======== Records for processing ========

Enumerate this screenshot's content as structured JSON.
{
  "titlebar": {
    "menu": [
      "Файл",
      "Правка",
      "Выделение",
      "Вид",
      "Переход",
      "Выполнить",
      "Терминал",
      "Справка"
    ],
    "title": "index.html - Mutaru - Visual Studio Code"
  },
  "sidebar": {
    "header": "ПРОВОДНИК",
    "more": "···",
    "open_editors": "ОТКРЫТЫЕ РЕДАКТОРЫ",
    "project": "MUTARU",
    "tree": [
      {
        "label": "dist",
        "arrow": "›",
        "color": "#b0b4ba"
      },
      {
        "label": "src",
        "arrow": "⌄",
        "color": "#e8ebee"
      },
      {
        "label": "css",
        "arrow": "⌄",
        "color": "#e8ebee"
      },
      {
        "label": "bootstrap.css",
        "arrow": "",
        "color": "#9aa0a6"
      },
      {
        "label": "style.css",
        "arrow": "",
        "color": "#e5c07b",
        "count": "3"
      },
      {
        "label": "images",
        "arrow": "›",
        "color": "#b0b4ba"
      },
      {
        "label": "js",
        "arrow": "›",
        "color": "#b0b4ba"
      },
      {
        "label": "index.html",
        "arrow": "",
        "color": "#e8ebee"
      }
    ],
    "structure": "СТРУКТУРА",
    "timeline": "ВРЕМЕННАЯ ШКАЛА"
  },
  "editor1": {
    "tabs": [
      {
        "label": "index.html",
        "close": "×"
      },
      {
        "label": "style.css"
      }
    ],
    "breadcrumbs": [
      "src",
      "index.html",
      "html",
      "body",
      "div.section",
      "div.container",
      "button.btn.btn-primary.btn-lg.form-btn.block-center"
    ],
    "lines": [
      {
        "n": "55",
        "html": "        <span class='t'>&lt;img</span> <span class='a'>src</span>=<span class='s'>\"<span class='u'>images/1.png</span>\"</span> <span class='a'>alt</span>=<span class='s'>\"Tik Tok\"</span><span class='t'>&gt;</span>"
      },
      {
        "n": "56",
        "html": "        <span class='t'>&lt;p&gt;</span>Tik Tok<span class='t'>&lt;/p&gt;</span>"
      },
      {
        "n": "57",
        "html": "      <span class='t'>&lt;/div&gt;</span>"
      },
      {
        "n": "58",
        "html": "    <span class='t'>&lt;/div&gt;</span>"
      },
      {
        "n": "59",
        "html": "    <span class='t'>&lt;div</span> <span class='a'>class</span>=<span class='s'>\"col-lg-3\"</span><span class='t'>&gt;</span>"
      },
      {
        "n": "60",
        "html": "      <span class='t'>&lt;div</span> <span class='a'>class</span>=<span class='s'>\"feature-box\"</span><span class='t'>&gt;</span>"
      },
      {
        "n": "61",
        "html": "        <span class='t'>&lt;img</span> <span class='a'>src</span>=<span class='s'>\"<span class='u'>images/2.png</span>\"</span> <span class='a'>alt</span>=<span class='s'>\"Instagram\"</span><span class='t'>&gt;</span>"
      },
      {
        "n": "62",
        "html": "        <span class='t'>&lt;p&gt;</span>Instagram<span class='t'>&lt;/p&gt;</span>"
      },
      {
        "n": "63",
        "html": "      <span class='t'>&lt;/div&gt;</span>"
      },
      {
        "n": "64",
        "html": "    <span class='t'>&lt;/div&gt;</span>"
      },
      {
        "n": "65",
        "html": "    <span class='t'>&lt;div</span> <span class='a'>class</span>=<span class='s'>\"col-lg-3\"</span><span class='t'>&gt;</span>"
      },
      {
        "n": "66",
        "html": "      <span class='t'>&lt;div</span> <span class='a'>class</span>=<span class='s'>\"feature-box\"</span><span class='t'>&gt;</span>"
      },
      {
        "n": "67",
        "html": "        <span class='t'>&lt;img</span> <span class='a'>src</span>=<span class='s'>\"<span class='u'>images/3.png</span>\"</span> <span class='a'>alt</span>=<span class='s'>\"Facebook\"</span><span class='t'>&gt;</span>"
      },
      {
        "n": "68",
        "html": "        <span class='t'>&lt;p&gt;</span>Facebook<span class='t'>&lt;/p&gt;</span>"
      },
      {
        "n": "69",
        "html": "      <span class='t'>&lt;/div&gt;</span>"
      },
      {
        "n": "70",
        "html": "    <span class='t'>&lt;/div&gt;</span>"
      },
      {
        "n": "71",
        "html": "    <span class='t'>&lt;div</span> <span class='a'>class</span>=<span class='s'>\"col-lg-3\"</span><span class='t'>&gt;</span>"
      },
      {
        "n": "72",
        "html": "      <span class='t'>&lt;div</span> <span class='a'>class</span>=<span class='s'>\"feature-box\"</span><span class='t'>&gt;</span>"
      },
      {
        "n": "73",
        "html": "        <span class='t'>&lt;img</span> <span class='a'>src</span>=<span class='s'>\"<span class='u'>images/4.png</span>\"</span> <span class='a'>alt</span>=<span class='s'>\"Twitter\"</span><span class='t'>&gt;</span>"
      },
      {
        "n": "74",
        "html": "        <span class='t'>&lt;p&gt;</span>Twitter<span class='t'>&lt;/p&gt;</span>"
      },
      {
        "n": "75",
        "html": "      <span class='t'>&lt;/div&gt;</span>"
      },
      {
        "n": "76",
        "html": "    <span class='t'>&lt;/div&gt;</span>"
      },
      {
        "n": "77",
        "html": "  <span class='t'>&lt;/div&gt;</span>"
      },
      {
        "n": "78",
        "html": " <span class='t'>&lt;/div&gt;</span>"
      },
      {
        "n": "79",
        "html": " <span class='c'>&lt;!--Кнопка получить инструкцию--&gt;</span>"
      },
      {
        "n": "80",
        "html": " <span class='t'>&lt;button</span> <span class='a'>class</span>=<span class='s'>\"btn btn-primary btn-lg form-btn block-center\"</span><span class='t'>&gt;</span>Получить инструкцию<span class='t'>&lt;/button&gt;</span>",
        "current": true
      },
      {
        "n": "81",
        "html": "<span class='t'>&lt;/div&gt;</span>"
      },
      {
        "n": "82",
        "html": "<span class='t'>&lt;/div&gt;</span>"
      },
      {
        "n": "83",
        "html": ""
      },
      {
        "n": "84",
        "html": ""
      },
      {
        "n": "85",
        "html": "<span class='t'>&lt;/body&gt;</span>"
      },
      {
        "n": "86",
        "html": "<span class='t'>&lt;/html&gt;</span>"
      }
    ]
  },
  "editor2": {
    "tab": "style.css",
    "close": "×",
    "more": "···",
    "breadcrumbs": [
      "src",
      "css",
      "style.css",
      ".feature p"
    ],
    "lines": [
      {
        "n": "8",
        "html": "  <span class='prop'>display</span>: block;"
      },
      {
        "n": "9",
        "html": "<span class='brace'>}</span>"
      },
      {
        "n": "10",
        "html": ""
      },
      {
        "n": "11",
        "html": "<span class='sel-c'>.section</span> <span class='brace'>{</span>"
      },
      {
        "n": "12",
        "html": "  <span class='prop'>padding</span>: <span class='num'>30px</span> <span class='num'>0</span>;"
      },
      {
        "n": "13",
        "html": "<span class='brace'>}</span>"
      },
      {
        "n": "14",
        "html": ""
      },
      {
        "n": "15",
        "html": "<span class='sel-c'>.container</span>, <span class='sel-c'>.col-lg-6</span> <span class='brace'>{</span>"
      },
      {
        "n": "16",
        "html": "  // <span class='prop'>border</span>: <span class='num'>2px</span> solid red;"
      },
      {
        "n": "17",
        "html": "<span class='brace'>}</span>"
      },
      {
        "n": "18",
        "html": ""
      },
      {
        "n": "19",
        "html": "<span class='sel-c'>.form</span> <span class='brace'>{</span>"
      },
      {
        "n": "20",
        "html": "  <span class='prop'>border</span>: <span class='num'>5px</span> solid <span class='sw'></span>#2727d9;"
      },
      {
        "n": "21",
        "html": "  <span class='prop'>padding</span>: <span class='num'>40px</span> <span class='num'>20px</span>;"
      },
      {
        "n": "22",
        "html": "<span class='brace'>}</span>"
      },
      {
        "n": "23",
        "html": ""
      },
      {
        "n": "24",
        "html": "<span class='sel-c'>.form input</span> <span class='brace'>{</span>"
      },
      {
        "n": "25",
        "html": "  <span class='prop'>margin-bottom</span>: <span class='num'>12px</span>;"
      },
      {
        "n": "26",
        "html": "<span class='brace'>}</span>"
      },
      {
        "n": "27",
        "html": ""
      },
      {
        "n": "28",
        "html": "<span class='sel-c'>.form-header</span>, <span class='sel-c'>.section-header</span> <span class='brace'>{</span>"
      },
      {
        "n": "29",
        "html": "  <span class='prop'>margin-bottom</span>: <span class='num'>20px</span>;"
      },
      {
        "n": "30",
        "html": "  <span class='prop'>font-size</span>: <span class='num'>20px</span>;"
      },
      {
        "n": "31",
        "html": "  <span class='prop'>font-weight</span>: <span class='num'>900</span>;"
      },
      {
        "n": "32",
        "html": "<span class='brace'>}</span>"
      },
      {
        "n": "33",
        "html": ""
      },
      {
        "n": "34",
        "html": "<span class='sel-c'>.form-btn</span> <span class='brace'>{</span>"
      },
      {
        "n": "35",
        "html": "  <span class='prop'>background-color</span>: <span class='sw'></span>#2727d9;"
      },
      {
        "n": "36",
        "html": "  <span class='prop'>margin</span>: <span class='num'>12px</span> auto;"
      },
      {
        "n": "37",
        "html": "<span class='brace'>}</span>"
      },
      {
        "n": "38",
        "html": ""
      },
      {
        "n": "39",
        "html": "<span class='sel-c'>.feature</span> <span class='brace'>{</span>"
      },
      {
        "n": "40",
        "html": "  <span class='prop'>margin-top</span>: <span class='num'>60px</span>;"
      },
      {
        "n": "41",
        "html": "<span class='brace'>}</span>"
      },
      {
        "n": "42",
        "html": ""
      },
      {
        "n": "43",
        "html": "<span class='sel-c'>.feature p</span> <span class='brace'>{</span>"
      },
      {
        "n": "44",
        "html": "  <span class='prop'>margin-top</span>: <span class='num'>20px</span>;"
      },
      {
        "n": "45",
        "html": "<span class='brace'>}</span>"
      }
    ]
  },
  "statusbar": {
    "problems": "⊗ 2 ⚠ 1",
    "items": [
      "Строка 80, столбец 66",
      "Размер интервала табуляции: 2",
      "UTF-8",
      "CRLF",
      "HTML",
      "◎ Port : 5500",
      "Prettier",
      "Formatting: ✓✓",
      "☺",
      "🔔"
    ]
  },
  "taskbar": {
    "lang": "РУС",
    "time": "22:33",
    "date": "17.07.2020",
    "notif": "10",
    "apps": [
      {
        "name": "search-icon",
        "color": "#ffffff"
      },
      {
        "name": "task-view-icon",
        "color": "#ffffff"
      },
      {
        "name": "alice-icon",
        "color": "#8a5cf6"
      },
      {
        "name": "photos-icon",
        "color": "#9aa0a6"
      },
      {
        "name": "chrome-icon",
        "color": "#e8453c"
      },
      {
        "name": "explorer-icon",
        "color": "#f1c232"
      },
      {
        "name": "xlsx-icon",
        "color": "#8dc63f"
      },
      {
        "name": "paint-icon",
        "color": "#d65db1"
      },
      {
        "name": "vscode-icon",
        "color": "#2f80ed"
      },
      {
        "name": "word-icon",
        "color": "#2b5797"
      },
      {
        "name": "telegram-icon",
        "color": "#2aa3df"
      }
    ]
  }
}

========

Challenge
Gather each line of the listing that holds the string "инструкцию".

Completed task
        "html": " <span class='c'>&lt;!--Кнопка получить инструкцию--&gt;</span>"
        "html": " <span class='t'>&lt;button</span> <span class='a'>class</span>=<span class='s'>\"btn btn-primary btn-lg form-btn block-center\"</span><span class='t'>&gt;</span>Получить инструкцию<span class='t'>&lt;/button&gt;</span>",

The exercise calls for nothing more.